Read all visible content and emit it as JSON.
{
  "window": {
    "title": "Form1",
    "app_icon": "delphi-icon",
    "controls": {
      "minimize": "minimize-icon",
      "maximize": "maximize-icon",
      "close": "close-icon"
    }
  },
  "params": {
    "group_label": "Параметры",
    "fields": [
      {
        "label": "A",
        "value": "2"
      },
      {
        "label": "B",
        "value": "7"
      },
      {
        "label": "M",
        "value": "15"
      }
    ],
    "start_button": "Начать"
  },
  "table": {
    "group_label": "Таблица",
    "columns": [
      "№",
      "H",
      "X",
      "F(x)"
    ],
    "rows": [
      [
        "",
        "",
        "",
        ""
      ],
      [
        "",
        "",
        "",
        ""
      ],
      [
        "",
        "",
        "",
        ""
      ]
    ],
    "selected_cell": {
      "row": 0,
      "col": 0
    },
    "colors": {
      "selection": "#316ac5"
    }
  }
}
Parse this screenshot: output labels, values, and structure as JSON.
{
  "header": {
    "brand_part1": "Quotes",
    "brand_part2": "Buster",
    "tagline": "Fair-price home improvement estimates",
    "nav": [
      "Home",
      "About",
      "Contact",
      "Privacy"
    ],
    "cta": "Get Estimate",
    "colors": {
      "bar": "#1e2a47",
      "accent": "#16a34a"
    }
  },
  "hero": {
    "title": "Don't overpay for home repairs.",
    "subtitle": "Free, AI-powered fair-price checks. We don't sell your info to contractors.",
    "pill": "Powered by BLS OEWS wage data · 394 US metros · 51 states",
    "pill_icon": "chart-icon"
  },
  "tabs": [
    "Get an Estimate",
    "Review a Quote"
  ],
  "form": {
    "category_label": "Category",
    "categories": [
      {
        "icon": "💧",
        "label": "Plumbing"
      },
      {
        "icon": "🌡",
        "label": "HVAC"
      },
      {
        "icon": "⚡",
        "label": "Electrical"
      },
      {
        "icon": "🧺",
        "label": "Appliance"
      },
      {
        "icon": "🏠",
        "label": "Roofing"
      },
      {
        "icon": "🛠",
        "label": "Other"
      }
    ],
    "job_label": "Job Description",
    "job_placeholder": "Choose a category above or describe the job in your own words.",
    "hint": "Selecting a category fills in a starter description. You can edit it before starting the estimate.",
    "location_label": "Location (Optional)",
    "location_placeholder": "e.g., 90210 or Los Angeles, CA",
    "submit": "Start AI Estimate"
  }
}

_ _ _ _ _

All records above must be set down exactly, please.

§ Task solution:
Read all visible content and emit it as JSON.
{
  "window": {
    "title": "Form1",
    "app_icon": "delphi-icon",
    "controls": {
      "minimize": "minimize-icon",
      "maximize": "maximize-icon",
      "close": "close-icon"
    }
  },
  "params": {
    "group_label": "Параметры",
    "fields": [
      {
        "label": "A",
        "value": "2"
      },
      {
        "label": "B",
        "value": "7"
      },
      {
        "label": "M",
        "value": "15"
      }
    ],
    "start_button": "Начать"
  },
  "table": {
    "group_label": "Таблица",
    "columns": [
      "№",
      "H",
      "X",
      "F(x)"
    ],
    "rows": [
      [
        "",
        "",
        "",
        ""
      ],
      [
        "",
        "",
        "",
        ""
      ],
      [
        "",
        "",
        "",
        ""
      ]
    ],
    "selected_cell": {
      "row": 0,
      "col": 0
    },
    "colors": {
      "selection": "#316ac5"
    }
  }
}
Parse this screenshot: output labels, values, and structure as JSON.
{
  "header": {
    "brand_part1": "Quotes",
    "brand_part2": "Buster",
    "tagline": "Fair-price home improvement estimates",
    "nav": [
      "Home",
      "About",
      "Contact",
      "Privacy"
    ],
    "cta": "Get Estimate",
    "colors": {
      "bar": "#1e2a47",
      "accent": "#16a34a"
    }
  },
  "hero": {
    "title": "Don't overpay for home repairs.",
    "subtitle": "Free, AI-powered fair-price checks. We don't sell your info to contractors.",
    "pill": "Powered by BLS OEWS wage data · 394 US metros · 51 states",
    "pill_icon": "chart-icon"
  },
  "tabs": [
    "Get an Estimate",
    "Review a Quote"
  ],
  "form": {
    "category_label": "Category",
    "categories": [
      {
        "icon": "💧",
        "label": "Plumbing"
      },
      {
        "icon": "🌡",
        "label": "HVAC"
      },
      {
        "icon": "⚡",
        "label": "Electrical"
      },
      {
        "icon": "🧺",
        "label": "Appliance"
      },
      {
        "icon": "🏠",
        "label": "Roofing"
      },
      {
        "icon": "🛠",
        "label": "Other"
      }
    ],
    "job_label": "Job Description",
    "job_placeholder": "Choose a category above or describe the job in your own words.",
    "hint": "Selecting a category fills in a starter description. You can edit it before starting the estimate.",
    "location_label": "Location (Optional)",
    "location_placeholder": "e.g., 90210 or Los Angeles, CA",
    "submit": "Start AI Estimate"
  }
}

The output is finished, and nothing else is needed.